* PROBLEM A: Determine whether each statement below agrees with the regulatory passage, answering yes or no and quoting the words of the passage that decide it: (i) FTA concluded that the action is a significant energy action under E.O. 13211; (ii) the Unified Agenda is published in April and October of each year; (iii) the RIN in the document's heading can be used to cross-reference the rule with the Unified Agenda.

* SUPPLIED PASSAGE:
• • • •

I. Executive Order 13211 (Energy Effects)
FTA has analyzed this action under E.O. 13211 ("Actions Concerning Regulations That Significantly Affect Energy Supply, Distribution, or Use"). FTA has determined this action is not a significant energy action under that order and is not likely to have a significant adverse effect on the supply, distribution, or use of energy. Therefore, a Statement of Energy Effects is not required.
J. Regulation Identifier Number (RIN)
A Regulation Identifier Number (RIN) is assigned to each regulatory action listed in the Unified Agenda of Federal Regulations. The Regulatory Information Service Center publishes the Unified Agenda in April and October of each year. The RIN number contained in the heading of this document can be used to cross-reference this rule with the Unified Agenda.

• • • •

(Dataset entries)
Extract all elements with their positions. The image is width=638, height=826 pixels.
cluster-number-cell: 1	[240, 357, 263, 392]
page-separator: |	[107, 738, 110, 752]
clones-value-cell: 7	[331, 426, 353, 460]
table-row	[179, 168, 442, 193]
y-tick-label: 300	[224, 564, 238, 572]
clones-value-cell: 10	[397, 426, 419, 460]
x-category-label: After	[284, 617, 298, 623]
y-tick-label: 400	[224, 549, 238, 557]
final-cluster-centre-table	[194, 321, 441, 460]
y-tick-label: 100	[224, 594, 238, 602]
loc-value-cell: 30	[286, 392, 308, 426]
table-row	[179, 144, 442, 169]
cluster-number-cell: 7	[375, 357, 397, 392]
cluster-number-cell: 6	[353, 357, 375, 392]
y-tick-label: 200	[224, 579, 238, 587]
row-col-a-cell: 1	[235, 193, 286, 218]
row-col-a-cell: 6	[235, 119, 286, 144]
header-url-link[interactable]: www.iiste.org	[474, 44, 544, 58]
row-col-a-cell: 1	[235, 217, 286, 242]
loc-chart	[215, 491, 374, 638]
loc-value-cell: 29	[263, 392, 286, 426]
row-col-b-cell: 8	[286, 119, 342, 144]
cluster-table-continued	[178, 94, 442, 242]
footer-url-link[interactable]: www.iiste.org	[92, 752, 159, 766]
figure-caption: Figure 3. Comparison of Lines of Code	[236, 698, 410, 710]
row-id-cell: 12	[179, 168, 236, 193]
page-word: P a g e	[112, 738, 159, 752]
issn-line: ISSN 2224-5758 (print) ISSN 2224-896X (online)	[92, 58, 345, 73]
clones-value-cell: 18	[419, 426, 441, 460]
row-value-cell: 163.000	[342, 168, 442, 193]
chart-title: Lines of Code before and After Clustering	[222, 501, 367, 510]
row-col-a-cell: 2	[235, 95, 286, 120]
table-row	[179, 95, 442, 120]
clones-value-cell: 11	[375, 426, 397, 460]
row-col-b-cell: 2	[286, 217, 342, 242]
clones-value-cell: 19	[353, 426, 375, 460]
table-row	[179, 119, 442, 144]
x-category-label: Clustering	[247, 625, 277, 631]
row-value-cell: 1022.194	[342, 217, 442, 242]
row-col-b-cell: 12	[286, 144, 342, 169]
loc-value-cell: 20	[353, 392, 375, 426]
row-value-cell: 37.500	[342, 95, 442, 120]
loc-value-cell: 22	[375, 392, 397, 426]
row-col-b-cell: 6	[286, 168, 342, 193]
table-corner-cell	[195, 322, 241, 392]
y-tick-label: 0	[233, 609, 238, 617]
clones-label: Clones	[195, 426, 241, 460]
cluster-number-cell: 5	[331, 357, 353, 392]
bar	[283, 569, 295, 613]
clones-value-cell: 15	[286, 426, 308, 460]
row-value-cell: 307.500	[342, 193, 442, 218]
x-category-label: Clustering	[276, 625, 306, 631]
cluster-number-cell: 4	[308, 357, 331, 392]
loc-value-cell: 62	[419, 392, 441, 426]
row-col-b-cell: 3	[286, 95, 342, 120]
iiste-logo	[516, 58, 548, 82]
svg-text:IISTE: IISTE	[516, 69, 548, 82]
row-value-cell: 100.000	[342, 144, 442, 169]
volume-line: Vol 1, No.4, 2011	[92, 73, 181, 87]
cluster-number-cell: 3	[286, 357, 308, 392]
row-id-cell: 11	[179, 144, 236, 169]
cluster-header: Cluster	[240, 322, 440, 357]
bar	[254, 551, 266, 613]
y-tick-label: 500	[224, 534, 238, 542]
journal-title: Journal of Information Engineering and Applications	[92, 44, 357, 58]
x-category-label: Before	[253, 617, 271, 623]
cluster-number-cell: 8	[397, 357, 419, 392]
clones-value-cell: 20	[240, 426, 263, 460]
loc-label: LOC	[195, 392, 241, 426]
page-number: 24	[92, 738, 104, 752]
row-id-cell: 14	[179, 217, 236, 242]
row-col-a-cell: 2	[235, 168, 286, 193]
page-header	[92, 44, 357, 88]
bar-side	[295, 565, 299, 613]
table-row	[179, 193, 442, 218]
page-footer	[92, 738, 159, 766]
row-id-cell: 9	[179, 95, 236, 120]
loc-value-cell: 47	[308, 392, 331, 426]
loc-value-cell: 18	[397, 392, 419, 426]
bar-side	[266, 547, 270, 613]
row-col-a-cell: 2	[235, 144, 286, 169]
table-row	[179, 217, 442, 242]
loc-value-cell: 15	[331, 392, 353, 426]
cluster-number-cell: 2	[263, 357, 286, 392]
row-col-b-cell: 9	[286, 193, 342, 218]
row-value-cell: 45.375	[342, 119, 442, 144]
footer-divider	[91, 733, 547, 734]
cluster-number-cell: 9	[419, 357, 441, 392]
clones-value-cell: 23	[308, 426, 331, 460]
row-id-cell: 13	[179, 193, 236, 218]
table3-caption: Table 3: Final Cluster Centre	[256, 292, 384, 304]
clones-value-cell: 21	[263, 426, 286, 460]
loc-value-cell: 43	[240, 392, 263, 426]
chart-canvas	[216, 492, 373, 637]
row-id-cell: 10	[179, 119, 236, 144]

• • • •

* PROBLEM B: Extract the Dataset entries verbatim, from the first line of the records up to and including the line that contains "617, 298, 623]", and reproduce only those lines.

* TASK RESPONSE A:
(i) No: "FTA has determined this action is not a significant energy action under that order"
(ii) Yes: "The Regulatory Information Service Center publishes the Unified Agenda in April and October of each year."
(iii) Yes: "The RIN number contained in the heading of this document can be used to cross-reference this rule with the Unified Agenda."

* TASK RESPONSE B:
Extract all elements with their positions. The image is width=638, height=826 pixels.
cluster-number-cell: 1	[240, 357, 263, 392]
page-separator: |	[107, 738, 110, 752]
clones-value-cell: 7	[331, 426, 353, 460]
table-row	[179, 168, 442, 193]
y-tick-label: 300	[224, 564, 238, 572]
clones-value-cell: 10	[397, 426, 419, 460]
x-category-label: After	[284, 617, 298, 623]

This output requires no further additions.